* _Stated exercise_: Without the pictures, reproduce the records that follow exactly.

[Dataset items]
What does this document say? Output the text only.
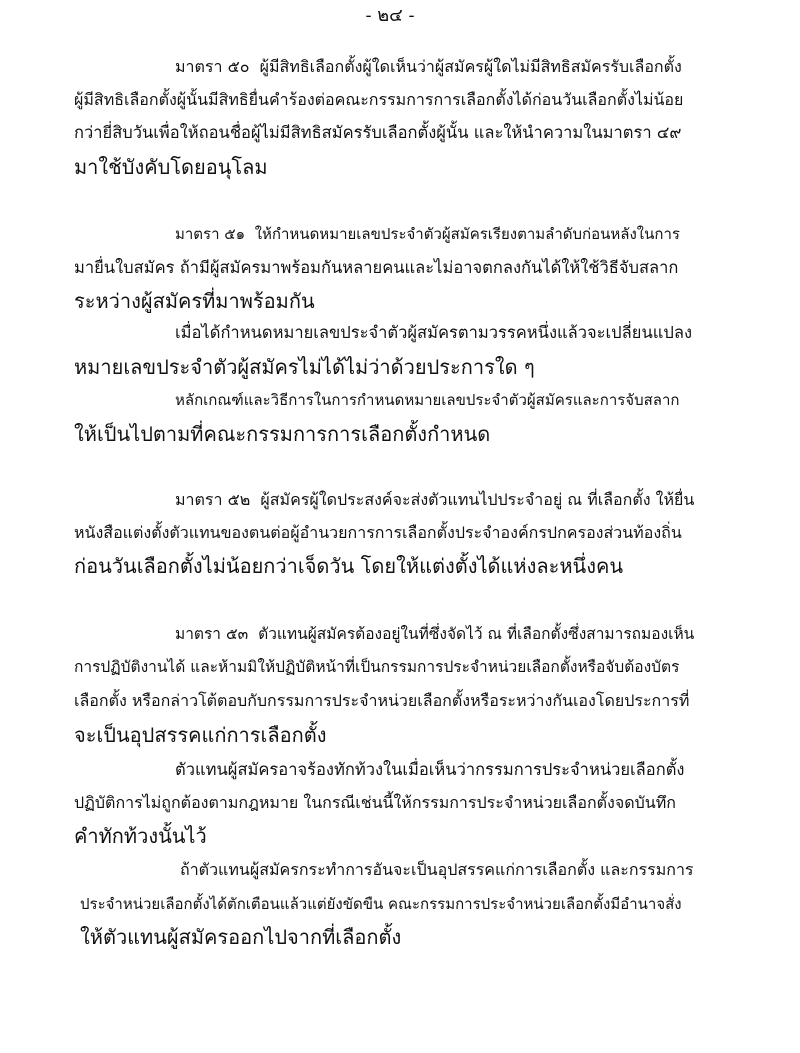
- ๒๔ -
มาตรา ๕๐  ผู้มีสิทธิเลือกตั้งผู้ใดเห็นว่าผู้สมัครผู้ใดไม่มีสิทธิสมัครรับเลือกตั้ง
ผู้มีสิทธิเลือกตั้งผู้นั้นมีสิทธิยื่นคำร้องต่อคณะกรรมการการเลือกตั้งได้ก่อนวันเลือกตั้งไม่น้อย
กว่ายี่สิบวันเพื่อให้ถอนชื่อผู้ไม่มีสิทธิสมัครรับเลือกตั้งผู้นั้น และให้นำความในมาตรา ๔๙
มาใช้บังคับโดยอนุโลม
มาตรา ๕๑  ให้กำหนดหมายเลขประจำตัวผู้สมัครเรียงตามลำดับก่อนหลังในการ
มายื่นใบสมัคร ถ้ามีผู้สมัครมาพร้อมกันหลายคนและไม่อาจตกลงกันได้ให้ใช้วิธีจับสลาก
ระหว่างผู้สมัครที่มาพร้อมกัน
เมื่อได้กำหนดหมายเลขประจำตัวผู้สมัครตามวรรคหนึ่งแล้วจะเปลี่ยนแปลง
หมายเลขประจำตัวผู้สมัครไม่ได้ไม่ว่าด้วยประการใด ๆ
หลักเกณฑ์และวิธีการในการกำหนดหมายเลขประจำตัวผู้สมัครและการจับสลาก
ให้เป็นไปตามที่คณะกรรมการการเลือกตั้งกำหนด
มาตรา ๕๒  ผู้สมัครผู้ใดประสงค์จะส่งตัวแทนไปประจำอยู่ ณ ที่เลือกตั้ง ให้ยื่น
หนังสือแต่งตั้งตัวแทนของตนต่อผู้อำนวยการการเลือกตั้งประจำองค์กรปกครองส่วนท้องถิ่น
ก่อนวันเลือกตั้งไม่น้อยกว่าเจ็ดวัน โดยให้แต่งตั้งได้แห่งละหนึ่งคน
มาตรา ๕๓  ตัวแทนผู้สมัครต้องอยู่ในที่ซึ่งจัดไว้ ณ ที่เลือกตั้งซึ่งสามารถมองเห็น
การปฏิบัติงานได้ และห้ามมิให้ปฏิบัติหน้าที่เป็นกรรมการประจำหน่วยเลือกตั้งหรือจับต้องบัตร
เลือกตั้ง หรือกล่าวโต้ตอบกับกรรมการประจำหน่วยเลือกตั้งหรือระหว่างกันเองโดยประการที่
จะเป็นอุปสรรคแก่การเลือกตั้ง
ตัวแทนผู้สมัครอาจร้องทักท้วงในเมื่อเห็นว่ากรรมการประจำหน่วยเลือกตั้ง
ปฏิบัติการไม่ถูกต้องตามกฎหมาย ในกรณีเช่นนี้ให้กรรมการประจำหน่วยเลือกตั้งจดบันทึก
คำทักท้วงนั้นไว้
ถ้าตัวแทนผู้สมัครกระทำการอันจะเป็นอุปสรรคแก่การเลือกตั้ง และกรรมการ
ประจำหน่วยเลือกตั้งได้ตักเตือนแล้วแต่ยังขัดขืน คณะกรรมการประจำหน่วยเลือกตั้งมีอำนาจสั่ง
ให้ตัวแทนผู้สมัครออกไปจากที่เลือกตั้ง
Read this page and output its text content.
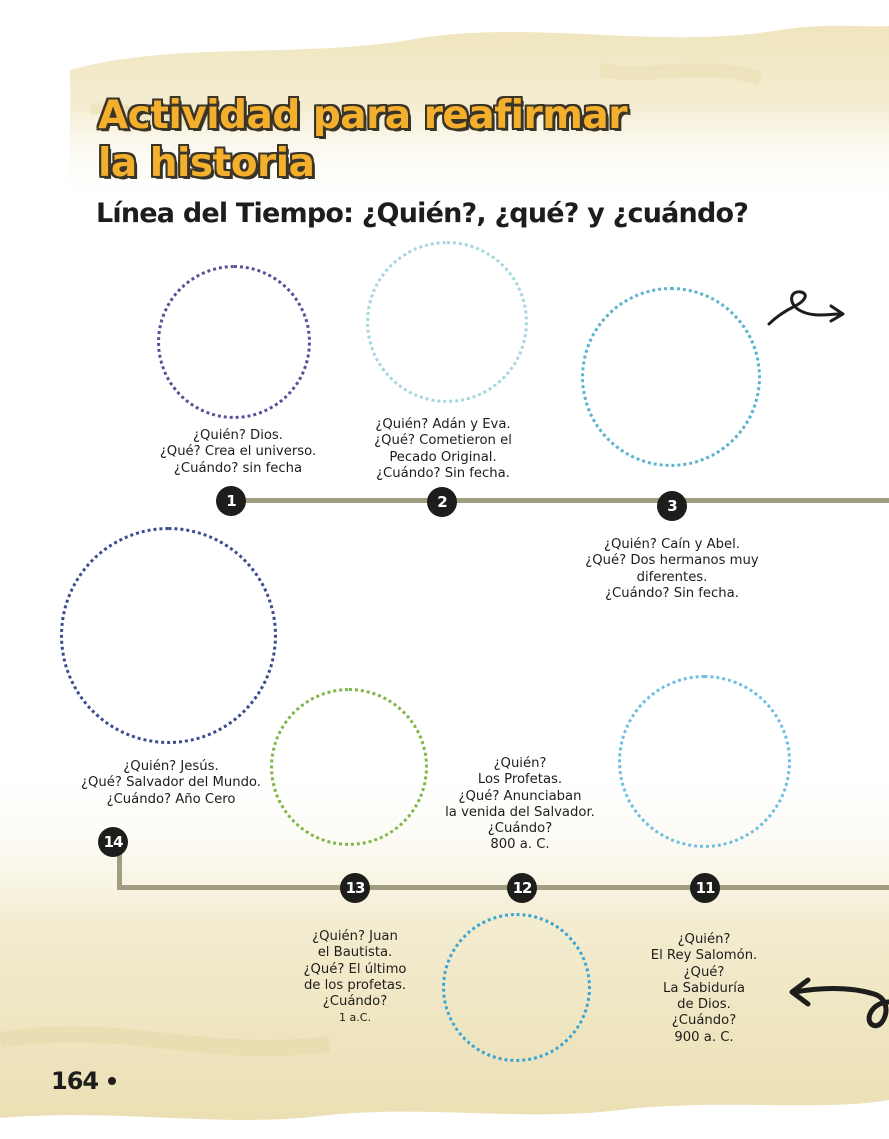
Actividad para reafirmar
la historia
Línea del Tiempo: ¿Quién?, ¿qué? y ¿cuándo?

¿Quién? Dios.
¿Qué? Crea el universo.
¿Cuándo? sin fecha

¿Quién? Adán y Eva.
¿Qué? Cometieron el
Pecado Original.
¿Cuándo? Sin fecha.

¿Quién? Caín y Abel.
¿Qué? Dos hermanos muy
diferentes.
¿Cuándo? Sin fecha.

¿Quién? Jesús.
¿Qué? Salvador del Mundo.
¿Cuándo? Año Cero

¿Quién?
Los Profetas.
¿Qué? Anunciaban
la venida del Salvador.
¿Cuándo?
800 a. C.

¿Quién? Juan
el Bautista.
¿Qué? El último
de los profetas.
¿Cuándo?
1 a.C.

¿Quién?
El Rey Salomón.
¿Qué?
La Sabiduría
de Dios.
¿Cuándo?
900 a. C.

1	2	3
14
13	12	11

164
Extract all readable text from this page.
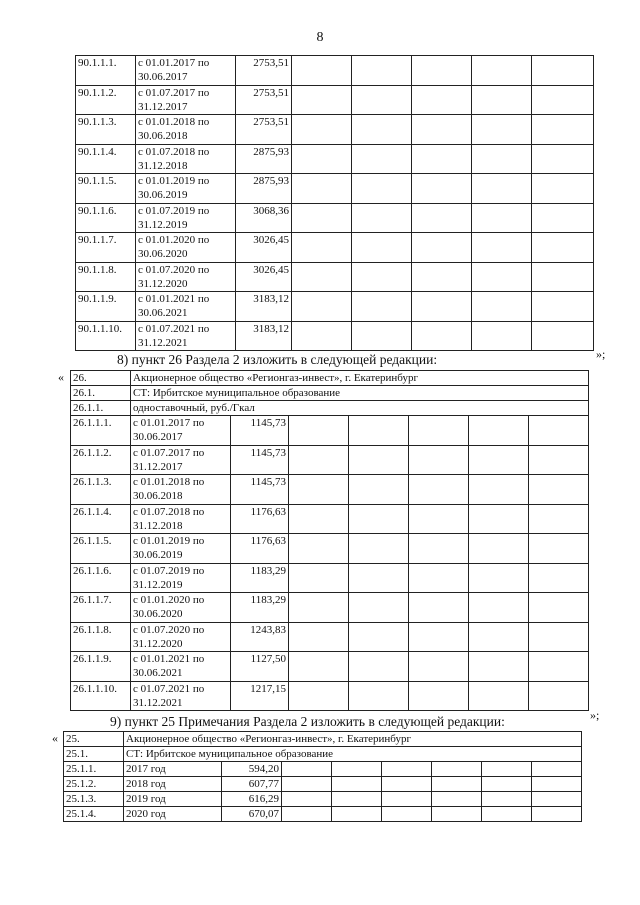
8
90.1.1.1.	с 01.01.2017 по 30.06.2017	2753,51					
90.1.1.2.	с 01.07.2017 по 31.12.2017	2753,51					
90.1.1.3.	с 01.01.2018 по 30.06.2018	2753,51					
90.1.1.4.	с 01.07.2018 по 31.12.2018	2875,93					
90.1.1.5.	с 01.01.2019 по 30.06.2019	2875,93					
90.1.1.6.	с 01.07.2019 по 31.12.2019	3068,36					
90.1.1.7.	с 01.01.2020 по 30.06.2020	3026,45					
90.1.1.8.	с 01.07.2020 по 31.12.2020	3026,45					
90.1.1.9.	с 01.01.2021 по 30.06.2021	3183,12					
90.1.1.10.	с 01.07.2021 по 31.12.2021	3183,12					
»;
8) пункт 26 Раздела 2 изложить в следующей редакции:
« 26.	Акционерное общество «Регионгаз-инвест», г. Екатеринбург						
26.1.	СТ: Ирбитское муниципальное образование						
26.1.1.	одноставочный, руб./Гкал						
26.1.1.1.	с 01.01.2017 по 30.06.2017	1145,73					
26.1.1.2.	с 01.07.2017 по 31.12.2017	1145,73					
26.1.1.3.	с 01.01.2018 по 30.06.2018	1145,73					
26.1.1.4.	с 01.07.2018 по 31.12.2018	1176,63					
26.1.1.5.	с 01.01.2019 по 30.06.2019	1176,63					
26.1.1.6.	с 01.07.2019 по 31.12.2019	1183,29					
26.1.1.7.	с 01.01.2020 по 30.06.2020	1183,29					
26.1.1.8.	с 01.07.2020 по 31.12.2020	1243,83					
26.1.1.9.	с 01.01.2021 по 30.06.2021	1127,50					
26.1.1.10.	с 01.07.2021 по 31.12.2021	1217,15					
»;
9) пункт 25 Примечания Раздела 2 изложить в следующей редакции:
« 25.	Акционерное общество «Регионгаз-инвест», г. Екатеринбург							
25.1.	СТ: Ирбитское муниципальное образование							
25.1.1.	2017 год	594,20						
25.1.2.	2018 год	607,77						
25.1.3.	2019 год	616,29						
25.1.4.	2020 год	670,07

* _Worked answer_:
What does this document say? Output the text only.
- ๒๔ -
มาตรา ๕๐  ผู้มีสิทธิเลือกตั้งผู้ใดเห็นว่าผู้สมัครผู้ใดไม่มีสิทธิสมัครรับเลือกตั้ง
ผู้มีสิทธิเลือกตั้งผู้นั้นมีสิทธิยื่นคำร้องต่อคณะกรรมการการเลือกตั้งได้ก่อนวันเลือกตั้งไม่น้อย
กว่ายี่สิบวันเพื่อให้ถอนชื่อผู้ไม่มีสิทธิสมัครรับเลือกตั้งผู้นั้น และให้นำความในมาตรา ๔๙
มาใช้บังคับโดยอนุโลม
มาตรา ๕๑  ให้กำหนดหมายเลขประจำตัวผู้สมัครเรียงตามลำดับก่อนหลังในการ
มายื่นใบสมัคร ถ้ามีผู้สมัครมาพร้อมกันหลายคนและไม่อาจตกลงกันได้ให้ใช้วิธีจับสลาก
ระหว่างผู้สมัครที่มาพร้อมกัน
เมื่อได้กำหนดหมายเลขประจำตัวผู้สมัครตามวรรคหนึ่งแล้วจะเปลี่ยนแปลง
หมายเลขประจำตัวผู้สมัครไม่ได้ไม่ว่าด้วยประการใด ๆ
หลักเกณฑ์และวิธีการในการกำหนดหมายเลขประจำตัวผู้สมัครและการจับสลาก
ให้เป็นไปตามที่คณะกรรมการการเลือกตั้งกำหนด
มาตรา ๕๒  ผู้สมัครผู้ใดประสงค์จะส่งตัวแทนไปประจำอยู่ ณ ที่เลือกตั้ง ให้ยื่น
หนังสือแต่งตั้งตัวแทนของตนต่อผู้อำนวยการการเลือกตั้งประจำองค์กรปกครองส่วนท้องถิ่น
ก่อนวันเลือกตั้งไม่น้อยกว่าเจ็ดวัน โดยให้แต่งตั้งได้แห่งละหนึ่งคน
มาตรา ๕๓  ตัวแทนผู้สมัครต้องอยู่ในที่ซึ่งจัดไว้ ณ ที่เลือกตั้งซึ่งสามารถมองเห็น
การปฏิบัติงานได้ และห้ามมิให้ปฏิบัติหน้าที่เป็นกรรมการประจำหน่วยเลือกตั้งหรือจับต้องบัตร
เลือกตั้ง หรือกล่าวโต้ตอบกับกรรมการประจำหน่วยเลือกตั้งหรือระหว่างกันเองโดยประการที่
จะเป็นอุปสรรคแก่การเลือกตั้ง
ตัวแทนผู้สมัครอาจร้องทักท้วงในเมื่อเห็นว่ากรรมการประจำหน่วยเลือกตั้ง
ปฏิบัติการไม่ถูกต้องตามกฎหมาย ในกรณีเช่นนี้ให้กรรมการประจำหน่วยเลือกตั้งจดบันทึก
คำทักท้วงนั้นไว้
ถ้าตัวแทนผู้สมัครกระทำการอันจะเป็นอุปสรรคแก่การเลือกตั้ง และกรรมการ
ประจำหน่วยเลือกตั้งได้ตักเตือนแล้วแต่ยังขัดขืน คณะกรรมการประจำหน่วยเลือกตั้งมีอำนาจสั่ง
ให้ตัวแทนผู้สมัครออกไปจากที่เลือกตั้ง
Read this page and output its text content.
Actividad para reafirmar
la historia
Línea del Tiempo: ¿Quién?, ¿qué? y ¿cuándo?

¿Quién? Dios.
¿Qué? Crea el universo.
¿Cuándo? sin fecha

¿Quién? Adán y Eva.
¿Qué? Cometieron el
Pecado Original.
¿Cuándo? Sin fecha.

¿Quién? Caín y Abel.
¿Qué? Dos hermanos muy
diferentes.
¿Cuándo? Sin fecha.

¿Quién? Jesús.
¿Qué? Salvador del Mundo.
¿Cuándo? Año Cero

¿Quién?
Los Profetas.
¿Qué? Anunciaban
la venida del Salvador.
¿Cuándo?
800 a. C.

¿Quién? Juan
el Bautista.
¿Qué? El último
de los profetas.
¿Cuándo?
1 a.C.

¿Quién?
El Rey Salomón.
¿Qué?
La Sabiduría
de Dios.
¿Cuándo?
900 a. C.

1	2	3
14
13	12	11

164
Extract all readable text from this page.
8
90.1.1.1.	с 01.01.2017 по 30.06.2017	2753,51					
90.1.1.2.	с 01.07.2017 по 31.12.2017	2753,51					
90.1.1.3.	с 01.01.2018 по 30.06.2018	2753,51					
90.1.1.4.	с 01.07.2018 по 31.12.2018	2875,93					
90.1.1.5.	с 01.01.2019 по 30.06.2019	2875,93					
90.1.1.6.	с 01.07.2019 по 31.12.2019	3068,36					
90.1.1.7.	с 01.01.2020 по 30.06.2020	3026,45					
90.1.1.8.	с 01.07.2020 по 31.12.2020	3026,45					
90.1.1.9.	с 01.01.2021 по 30.06.2021	3183,12					
90.1.1.10.	с 01.07.2021 по 31.12.2021	3183,12					
»;
8) пункт 26 Раздела 2 изложить в следующей редакции:
« 26.	Акционерное общество «Регионгаз-инвест», г. Екатеринбург						
26.1.	СТ: Ирбитское муниципальное образование						
26.1.1.	одноставочный, руб./Гкал						
26.1.1.1.	с 01.01.2017 по 30.06.2017	1145,73					
26.1.1.2.	с 01.07.2017 по 31.12.2017	1145,73					
26.1.1.3.	с 01.01.2018 по 30.06.2018	1145,73					
26.1.1.4.	с 01.07.2018 по 31.12.2018	1176,63					
26.1.1.5.	с 01.01.2019 по 30.06.2019	1176,63					
26.1.1.6.	с 01.07.2019 по 31.12.2019	1183,29					
26.1.1.7.	с 01.01.2020 по 30.06.2020	1183,29					
26.1.1.8.	с 01.07.2020 по 31.12.2020	1243,83					
26.1.1.9.	с 01.01.2021 по 30.06.2021	1127,50					
26.1.1.10.	с 01.07.2021 по 31.12.2021	1217,15					
»;
9) пункт 25 Примечания Раздела 2 изложить в следующей редакции:
« 25.	Акционерное общество «Регионгаз-инвест», г. Екатеринбург							
25.1.	СТ: Ирбитское муниципальное образование							
25.1.1.	2017 год	594,20						
25.1.2.	2018 год	607,77						
25.1.3.	2019 год	616,29						
25.1.4.	2020 год	670,07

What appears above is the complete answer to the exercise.